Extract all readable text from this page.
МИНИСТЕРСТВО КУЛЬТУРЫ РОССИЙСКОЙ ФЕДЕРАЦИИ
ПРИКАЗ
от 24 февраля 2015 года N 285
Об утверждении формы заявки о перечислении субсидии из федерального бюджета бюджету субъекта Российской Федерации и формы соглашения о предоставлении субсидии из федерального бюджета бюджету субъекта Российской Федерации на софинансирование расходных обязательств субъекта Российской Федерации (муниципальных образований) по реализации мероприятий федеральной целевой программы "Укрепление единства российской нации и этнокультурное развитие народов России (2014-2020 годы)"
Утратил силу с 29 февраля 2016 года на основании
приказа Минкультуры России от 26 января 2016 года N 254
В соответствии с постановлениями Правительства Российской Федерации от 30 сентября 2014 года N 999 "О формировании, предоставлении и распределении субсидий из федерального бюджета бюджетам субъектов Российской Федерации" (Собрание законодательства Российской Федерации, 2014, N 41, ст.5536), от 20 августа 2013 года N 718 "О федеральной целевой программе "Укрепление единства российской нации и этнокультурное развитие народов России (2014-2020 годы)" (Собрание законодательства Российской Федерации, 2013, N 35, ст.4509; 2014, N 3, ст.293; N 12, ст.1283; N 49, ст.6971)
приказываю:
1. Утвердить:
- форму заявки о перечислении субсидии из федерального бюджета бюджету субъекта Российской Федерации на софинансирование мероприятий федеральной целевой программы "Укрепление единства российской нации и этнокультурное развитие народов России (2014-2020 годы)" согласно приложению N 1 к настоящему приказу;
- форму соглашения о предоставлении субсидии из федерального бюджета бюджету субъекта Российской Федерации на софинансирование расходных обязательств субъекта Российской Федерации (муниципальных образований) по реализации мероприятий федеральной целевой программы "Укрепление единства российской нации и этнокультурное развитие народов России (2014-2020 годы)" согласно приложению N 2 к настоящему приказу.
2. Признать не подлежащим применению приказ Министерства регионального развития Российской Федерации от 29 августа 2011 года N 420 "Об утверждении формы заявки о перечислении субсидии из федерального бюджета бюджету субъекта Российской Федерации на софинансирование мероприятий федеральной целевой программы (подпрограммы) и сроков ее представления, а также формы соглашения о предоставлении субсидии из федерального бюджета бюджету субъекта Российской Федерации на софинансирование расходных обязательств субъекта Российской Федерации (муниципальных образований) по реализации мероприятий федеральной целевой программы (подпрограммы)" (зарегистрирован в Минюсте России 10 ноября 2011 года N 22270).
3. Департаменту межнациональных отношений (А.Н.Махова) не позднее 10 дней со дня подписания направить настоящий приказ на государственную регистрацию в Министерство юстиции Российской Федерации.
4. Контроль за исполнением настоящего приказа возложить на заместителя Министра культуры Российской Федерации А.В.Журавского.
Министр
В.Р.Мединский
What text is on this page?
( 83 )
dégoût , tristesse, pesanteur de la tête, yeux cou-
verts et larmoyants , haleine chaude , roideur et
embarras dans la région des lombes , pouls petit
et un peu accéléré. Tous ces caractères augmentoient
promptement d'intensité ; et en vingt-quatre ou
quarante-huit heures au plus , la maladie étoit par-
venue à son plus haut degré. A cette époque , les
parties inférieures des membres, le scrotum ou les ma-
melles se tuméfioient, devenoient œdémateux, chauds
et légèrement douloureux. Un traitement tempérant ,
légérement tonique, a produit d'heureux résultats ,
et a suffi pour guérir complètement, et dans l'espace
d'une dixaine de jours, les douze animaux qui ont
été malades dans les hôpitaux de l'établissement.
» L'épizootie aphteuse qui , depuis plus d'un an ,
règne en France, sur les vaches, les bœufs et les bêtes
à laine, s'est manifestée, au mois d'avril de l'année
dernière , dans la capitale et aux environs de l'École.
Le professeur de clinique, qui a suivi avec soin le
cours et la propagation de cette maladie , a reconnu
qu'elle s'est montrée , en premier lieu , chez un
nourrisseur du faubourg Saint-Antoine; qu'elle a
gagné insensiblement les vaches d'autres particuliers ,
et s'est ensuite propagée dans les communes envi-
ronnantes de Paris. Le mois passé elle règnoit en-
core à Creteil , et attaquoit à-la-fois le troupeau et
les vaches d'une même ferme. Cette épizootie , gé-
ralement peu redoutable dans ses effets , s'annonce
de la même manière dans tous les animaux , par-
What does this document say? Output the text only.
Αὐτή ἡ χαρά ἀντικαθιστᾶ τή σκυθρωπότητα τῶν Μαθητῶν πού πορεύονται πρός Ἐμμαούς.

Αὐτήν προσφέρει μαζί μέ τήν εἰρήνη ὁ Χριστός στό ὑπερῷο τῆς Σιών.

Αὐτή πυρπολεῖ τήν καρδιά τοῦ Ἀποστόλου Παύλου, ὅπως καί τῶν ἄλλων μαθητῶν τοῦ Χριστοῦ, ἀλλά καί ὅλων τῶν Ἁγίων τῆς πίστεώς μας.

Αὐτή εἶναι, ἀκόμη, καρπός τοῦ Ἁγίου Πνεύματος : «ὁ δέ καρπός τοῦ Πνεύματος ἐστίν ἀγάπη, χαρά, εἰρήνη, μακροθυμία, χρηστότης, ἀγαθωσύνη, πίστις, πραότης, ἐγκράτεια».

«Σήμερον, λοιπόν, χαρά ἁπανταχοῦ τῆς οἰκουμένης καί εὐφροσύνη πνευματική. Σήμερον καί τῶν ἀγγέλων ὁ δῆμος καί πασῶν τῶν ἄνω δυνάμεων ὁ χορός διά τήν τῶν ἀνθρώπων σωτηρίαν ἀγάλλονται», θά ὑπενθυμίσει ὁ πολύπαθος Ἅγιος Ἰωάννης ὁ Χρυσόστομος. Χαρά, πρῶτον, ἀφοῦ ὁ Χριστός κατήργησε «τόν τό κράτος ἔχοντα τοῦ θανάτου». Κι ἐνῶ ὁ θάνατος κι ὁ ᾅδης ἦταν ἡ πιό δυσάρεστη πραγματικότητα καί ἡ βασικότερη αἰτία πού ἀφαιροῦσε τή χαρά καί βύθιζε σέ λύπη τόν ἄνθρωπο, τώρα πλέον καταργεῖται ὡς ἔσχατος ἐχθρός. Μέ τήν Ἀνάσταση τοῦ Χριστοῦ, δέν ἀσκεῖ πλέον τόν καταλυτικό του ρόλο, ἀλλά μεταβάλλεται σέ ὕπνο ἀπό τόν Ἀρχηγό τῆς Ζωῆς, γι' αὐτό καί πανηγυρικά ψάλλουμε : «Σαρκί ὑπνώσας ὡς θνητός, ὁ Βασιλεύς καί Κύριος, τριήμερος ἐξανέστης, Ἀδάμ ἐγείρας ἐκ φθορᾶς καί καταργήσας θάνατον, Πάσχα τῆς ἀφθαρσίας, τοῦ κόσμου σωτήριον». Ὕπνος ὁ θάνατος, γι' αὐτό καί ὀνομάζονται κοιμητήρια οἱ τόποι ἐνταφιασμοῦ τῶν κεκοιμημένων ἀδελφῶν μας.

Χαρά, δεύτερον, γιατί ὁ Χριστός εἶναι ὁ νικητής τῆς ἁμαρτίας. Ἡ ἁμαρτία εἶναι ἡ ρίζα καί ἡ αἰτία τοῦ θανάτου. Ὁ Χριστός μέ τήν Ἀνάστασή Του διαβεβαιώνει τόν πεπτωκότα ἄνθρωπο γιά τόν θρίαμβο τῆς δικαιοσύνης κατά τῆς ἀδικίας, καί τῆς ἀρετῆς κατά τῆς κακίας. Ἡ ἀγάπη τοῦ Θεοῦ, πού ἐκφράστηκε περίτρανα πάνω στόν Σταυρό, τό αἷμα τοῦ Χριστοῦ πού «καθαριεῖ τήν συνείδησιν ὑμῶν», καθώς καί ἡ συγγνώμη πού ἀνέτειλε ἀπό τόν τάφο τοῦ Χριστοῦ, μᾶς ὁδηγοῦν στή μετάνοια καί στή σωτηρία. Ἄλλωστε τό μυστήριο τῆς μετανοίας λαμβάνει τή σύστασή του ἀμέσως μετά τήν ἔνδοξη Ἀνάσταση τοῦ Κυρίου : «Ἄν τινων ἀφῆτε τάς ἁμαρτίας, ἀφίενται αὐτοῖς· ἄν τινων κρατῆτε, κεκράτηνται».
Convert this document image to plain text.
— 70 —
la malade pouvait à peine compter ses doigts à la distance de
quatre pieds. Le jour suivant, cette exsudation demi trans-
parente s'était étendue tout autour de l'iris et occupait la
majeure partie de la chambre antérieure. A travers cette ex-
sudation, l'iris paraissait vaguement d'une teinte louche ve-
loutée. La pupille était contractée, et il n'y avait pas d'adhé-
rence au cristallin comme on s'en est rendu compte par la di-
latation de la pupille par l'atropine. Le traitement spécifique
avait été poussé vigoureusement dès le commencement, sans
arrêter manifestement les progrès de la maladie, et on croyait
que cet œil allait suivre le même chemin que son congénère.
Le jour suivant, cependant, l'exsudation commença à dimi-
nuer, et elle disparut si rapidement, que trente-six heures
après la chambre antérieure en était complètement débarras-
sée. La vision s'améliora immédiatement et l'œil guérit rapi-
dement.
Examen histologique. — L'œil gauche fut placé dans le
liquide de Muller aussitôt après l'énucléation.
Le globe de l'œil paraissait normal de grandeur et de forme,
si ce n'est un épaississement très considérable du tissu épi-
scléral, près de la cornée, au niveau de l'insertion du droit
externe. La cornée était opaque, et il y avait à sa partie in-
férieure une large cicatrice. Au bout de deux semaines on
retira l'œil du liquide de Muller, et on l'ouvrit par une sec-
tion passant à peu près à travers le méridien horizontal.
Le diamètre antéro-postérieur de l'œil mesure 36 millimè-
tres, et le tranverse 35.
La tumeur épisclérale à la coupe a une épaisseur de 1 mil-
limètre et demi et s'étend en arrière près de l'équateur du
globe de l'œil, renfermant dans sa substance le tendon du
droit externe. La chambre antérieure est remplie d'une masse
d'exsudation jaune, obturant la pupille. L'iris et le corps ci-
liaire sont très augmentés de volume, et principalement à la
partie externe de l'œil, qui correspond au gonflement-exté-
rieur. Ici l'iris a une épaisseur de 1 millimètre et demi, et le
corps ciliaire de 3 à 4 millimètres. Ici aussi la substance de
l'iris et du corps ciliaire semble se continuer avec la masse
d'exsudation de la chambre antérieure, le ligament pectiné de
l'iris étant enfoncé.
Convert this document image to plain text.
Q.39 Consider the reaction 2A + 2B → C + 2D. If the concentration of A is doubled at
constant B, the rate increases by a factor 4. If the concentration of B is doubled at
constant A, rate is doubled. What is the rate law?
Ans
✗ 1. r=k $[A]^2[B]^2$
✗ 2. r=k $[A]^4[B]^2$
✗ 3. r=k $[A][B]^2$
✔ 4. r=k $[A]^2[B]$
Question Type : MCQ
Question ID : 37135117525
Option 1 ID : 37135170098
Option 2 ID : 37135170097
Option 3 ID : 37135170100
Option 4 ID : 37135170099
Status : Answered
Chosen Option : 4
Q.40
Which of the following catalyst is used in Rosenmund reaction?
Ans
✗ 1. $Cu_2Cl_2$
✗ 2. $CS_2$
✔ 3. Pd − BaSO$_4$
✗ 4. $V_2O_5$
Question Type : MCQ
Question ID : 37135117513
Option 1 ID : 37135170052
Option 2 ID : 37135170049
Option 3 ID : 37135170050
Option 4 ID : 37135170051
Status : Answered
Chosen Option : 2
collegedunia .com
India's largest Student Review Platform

##########

TO DO :: Among the entries above, identify all lines with "Option" and copy them.

WRITTEN RESPONSE ::
Option 1 ID : 37135170098
Option 2 ID : 37135170097
Option 3 ID : 37135170100
Option 4 ID : 37135170099
Chosen Option : 4
Option 1 ID : 37135170052
Option 2 ID : 37135170049
Option 3 ID : 37135170050
Option 4 ID : 37135170051
Chosen Option : 2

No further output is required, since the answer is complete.